*** Given information ***

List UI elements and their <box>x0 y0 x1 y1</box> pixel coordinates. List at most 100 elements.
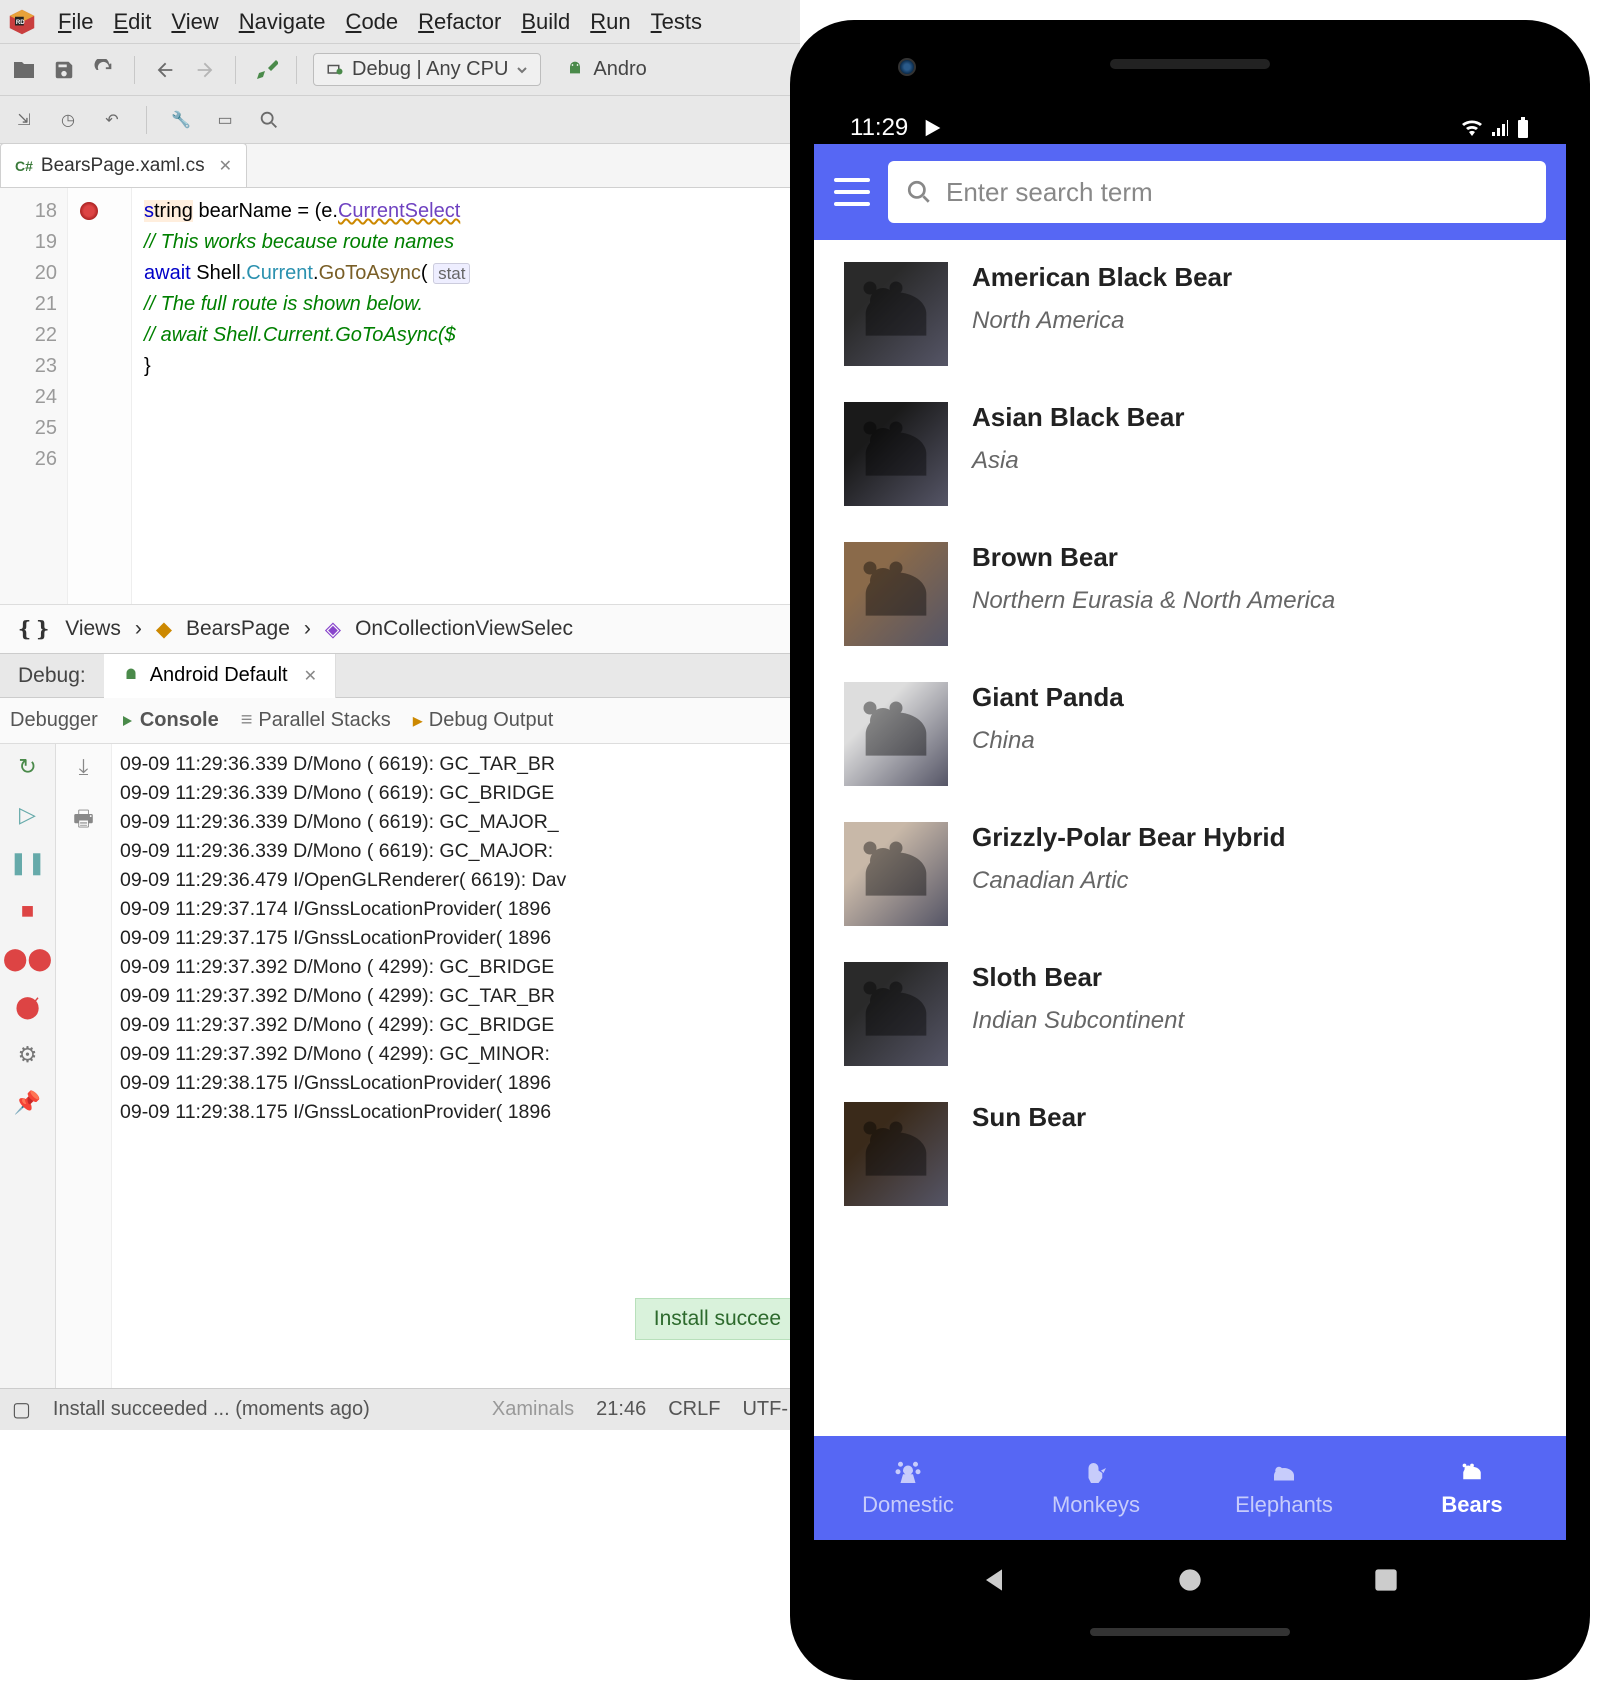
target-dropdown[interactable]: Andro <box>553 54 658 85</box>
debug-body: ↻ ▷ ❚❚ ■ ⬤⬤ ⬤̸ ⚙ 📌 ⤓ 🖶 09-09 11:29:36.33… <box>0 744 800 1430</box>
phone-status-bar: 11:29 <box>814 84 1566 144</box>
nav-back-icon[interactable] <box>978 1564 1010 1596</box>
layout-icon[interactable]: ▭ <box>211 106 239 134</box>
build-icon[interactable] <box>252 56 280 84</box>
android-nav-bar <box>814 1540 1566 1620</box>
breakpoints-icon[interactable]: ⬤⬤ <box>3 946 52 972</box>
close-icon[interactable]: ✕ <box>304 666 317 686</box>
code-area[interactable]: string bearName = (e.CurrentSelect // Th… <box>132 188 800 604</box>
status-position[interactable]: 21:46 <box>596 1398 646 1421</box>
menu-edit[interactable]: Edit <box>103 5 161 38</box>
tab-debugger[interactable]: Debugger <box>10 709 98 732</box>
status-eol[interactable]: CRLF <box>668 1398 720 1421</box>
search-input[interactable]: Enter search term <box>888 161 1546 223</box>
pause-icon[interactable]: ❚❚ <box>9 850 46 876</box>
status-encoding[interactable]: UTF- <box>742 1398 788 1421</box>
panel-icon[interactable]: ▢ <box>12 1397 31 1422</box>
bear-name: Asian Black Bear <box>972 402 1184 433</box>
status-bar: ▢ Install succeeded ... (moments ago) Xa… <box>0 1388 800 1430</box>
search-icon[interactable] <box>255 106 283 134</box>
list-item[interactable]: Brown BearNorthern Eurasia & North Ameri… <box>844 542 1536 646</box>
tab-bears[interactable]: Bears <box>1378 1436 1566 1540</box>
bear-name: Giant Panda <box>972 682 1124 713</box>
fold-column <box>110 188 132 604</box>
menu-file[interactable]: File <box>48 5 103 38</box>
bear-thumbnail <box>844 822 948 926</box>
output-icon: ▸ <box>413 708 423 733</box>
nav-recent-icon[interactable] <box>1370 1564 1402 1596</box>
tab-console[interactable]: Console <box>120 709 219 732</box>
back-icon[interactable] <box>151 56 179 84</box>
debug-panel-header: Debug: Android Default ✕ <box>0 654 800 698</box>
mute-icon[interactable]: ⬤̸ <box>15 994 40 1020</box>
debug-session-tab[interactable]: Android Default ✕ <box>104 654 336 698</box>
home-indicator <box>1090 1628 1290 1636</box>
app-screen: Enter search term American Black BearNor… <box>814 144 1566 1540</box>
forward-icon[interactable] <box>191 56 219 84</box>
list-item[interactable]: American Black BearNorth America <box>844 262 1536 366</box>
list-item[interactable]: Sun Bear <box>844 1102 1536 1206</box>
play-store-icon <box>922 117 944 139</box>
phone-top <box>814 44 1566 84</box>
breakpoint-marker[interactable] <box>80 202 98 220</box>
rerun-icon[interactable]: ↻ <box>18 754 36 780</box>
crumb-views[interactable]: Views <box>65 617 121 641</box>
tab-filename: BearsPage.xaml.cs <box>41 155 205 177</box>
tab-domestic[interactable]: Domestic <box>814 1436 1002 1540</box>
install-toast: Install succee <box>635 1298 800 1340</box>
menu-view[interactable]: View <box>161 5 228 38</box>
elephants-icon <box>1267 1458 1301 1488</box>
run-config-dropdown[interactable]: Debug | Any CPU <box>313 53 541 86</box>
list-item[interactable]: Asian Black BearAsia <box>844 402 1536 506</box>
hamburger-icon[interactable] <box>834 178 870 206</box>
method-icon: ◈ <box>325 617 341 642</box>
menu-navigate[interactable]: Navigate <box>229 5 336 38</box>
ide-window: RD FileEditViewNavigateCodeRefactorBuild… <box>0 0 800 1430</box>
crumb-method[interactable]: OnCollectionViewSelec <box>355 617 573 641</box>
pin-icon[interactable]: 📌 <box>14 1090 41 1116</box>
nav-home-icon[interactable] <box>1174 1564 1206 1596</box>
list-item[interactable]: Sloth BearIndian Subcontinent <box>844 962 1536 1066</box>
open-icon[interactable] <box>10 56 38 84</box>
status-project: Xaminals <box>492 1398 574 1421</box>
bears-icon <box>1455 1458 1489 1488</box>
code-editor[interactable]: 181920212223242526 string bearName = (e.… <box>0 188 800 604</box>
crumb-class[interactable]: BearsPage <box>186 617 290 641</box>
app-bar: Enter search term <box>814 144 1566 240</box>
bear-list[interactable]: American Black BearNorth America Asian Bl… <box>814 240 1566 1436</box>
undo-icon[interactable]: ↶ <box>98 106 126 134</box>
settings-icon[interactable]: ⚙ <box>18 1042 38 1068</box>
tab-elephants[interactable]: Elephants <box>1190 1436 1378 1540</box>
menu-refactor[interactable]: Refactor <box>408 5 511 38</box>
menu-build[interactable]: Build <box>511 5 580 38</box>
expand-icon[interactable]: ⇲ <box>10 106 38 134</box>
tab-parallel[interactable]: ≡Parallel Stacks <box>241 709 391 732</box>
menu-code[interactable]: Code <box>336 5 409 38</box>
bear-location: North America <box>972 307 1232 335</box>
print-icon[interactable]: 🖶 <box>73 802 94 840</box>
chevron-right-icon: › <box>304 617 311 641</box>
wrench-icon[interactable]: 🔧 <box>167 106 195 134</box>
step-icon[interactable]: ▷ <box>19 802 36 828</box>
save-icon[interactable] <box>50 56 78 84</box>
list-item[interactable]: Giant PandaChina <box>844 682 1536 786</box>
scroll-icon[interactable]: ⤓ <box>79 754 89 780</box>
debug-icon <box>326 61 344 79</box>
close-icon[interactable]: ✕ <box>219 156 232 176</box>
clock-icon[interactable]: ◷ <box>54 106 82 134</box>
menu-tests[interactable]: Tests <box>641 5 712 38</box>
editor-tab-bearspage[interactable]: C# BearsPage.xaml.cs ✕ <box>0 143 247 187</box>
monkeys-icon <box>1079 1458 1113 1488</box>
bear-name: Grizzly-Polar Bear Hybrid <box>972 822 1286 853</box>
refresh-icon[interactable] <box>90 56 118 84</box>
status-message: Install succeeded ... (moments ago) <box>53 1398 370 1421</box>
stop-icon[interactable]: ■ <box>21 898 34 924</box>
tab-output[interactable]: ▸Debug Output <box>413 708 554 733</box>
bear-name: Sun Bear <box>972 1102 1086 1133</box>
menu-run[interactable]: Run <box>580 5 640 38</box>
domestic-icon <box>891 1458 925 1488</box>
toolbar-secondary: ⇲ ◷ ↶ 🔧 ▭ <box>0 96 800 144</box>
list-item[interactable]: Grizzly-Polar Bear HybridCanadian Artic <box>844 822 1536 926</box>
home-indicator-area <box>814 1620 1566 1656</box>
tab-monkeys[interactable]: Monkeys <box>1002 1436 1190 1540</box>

***

Copy the data from the line containing "target-dropdown[interactable]: Andro <box>553" through the line containing "search-input[interactable]: Enter search", reproducing each line character for character.

target-dropdown[interactable]: Andro <box>553 54 658 85</box>
debug-body: ↻ ▷ ❚❚ ■ ⬤⬤ ⬤̸ ⚙ 📌 ⤓ 🖶 09-09 11:29:36.33… <box>0 744 800 1430</box>
phone-status-bar: 11:29 <box>814 84 1566 144</box>
nav-back-icon[interactable] <box>978 1564 1010 1596</box>
layout-icon[interactable]: ▭ <box>211 106 239 134</box>
build-icon[interactable] <box>252 56 280 84</box>
android-nav-bar <box>814 1540 1566 1620</box>
breakpoints-icon[interactable]: ⬤⬤ <box>3 946 52 972</box>
close-icon[interactable]: ✕ <box>304 666 317 686</box>
code-area[interactable]: string bearName = (e.CurrentSelect // Th… <box>132 188 800 604</box>
status-position[interactable]: 21:46 <box>596 1398 646 1421</box>
menu-edit[interactable]: Edit <box>103 5 161 38</box>
tab-debugger[interactable]: Debugger <box>10 709 98 732</box>
status-eol[interactable]: CRLF <box>668 1398 720 1421</box>
search-input[interactable]: Enter search term <box>888 161 1546 223</box>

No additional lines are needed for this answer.